Record extracts:

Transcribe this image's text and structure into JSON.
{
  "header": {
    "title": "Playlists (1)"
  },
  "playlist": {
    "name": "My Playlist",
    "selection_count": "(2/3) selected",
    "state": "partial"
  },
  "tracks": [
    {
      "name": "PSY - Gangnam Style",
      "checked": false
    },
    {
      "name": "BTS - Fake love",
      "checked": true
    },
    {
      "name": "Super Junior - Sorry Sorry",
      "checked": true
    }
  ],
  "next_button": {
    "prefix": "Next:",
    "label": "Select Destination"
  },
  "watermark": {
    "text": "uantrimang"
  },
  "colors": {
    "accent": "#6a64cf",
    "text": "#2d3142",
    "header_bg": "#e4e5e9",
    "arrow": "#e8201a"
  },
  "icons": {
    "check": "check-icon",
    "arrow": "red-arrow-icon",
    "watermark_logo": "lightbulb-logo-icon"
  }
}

Task goal: Give back the data above exactly as it appears.

Finished answer:
Transcribe this image's text and structure into JSON.
{
  "header": {
    "title": "Playlists (1)"
  },
  "playlist": {
    "name": "My Playlist",
    "selection_count": "(2/3) selected",
    "state": "partial"
  },
  "tracks": [
    {
      "name": "PSY - Gangnam Style",
      "checked": false
    },
    {
      "name": "BTS - Fake love",
      "checked": true
    },
    {
      "name": "Super Junior - Sorry Sorry",
      "checked": true
    }
  ],
  "next_button": {
    "prefix": "Next:",
    "label": "Select Destination"
  },
  "watermark": {
    "text": "uantrimang"
  },
  "colors": {
    "accent": "#6a64cf",
    "text": "#2d3142",
    "header_bg": "#e4e5e9",
    "arrow": "#e8201a"
  },
  "icons": {
    "check": "check-icon",
    "arrow": "red-arrow-icon",
    "watermark_logo": "lightbulb-logo-icon"
  }
}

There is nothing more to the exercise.